■ Passage:
##############################

Out of these five factors, the first two were covered already in my previous post How Many Kanbans? – The Kanban Formula, Part 1.

3. Fluctuations of Replenishment System

Auto accident in Toronto, Canada, 1918.
Just a second ….

The system delivering the new products naturally will have hiccups. Not everything will go according to plan, and sometimes there will be delays. Average delays and losses have already been included when calculating the lead time. When calculating how fast the parts were leaving the system, we used the long-term average performance of the system. Hence we already included long-term average losses.

What we did not include were short-term problems. For example, assume your system has technical problems and is down for two hours. You would need to have enough kanbans in the system to cover these two hours until the system can catch up again. Similarly, if you want to cover breakdowns up to four hours’ duration, you would need four more hours in kanbans.

##############################

■ Work instructions:
1. From the kanban passage, transcribe the part that opens with the words containing "Just a second" and closes with "long-term average losses.".
2. Translate this sentence from the kanban passage into Spanish: "Not everything will go according to plan, and sometimes there will be delays."
3. According to the kanban passage, what would you need in order to cover breakdowns lasting up to four hours?

■ Provided material:
##############################

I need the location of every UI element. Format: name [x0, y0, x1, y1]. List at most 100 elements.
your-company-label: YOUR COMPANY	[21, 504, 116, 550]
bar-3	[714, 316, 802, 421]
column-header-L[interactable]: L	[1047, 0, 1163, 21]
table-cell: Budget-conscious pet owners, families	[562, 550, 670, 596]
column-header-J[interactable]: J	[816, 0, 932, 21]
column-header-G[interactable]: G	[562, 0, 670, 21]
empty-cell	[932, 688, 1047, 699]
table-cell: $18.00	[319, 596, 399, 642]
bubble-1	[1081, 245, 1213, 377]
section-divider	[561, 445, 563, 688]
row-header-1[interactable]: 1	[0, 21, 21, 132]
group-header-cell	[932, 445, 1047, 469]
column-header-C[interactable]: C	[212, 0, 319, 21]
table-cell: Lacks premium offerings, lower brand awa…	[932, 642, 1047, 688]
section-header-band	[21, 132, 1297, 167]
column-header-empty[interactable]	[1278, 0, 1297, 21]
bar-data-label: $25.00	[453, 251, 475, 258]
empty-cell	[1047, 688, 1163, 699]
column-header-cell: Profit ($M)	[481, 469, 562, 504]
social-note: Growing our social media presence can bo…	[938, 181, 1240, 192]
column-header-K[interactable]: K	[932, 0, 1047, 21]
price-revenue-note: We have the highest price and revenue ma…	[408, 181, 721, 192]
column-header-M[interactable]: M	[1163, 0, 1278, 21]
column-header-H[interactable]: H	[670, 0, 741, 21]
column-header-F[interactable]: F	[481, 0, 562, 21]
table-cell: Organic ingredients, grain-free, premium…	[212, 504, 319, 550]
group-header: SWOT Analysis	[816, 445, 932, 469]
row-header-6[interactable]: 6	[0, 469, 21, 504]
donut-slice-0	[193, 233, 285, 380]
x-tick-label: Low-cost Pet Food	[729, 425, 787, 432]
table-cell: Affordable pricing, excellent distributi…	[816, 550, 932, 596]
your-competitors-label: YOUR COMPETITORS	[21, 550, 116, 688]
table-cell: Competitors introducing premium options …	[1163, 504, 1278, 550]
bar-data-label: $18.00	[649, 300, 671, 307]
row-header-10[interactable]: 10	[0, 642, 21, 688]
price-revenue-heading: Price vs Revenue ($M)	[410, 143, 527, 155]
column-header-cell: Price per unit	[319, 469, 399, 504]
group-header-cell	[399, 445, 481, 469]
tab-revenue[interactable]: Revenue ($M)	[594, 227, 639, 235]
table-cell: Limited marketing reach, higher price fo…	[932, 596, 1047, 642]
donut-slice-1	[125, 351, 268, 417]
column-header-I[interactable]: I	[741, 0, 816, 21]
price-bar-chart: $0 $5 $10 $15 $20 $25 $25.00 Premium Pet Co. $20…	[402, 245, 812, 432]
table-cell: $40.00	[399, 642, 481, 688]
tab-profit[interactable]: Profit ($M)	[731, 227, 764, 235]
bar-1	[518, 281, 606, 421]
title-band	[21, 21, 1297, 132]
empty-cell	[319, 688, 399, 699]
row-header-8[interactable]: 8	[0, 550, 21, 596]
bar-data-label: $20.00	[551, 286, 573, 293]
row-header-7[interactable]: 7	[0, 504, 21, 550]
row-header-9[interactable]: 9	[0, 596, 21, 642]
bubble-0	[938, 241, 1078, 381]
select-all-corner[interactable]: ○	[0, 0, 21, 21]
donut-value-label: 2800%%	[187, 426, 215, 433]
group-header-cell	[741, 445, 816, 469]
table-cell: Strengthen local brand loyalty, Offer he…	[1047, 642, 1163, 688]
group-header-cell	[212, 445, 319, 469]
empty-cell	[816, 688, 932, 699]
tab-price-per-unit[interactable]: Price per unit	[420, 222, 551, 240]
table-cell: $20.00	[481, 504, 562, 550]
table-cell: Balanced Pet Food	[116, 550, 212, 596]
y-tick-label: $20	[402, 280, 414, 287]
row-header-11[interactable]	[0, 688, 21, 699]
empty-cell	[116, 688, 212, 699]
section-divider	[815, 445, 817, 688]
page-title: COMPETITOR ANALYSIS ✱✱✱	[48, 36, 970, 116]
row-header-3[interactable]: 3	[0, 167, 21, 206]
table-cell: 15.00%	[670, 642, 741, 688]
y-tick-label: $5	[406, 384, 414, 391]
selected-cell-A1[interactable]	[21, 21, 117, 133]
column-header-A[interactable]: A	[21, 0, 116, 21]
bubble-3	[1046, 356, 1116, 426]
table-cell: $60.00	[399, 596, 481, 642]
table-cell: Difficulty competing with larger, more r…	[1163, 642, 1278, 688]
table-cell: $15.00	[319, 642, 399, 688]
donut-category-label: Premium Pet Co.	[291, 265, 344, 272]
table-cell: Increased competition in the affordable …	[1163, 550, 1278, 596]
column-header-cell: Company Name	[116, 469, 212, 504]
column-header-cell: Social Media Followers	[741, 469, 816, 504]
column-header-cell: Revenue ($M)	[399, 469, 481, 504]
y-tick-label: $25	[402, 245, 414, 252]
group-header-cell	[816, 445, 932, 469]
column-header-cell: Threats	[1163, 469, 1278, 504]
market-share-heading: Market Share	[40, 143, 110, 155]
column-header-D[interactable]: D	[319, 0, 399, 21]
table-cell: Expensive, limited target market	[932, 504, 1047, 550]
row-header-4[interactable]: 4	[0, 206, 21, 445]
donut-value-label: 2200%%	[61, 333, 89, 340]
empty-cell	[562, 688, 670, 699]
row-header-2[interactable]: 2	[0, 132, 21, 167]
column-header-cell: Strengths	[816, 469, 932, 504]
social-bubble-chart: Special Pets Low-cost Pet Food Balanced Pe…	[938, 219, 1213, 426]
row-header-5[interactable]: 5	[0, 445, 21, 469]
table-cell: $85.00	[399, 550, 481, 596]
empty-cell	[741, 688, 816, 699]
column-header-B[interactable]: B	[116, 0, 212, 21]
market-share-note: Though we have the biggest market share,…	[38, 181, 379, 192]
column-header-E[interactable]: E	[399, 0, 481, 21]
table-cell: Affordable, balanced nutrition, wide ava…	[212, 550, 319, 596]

##############################

■ Task-by-task outputs:
1.
Just a second ….

The system delivering the new products naturally will have hiccups. Not everything will go according to plan, and sometimes there will be delays. Average delays and losses have already been included when calculating the lead time. When calculating how fast the parts were leaving the system, we used the long-term average performance of the system. Hence we already included long-term average losses.

2. No todo saldrá según lo planeado, y a veces habrá retrasos.

3. You would need four more hours in kanbans.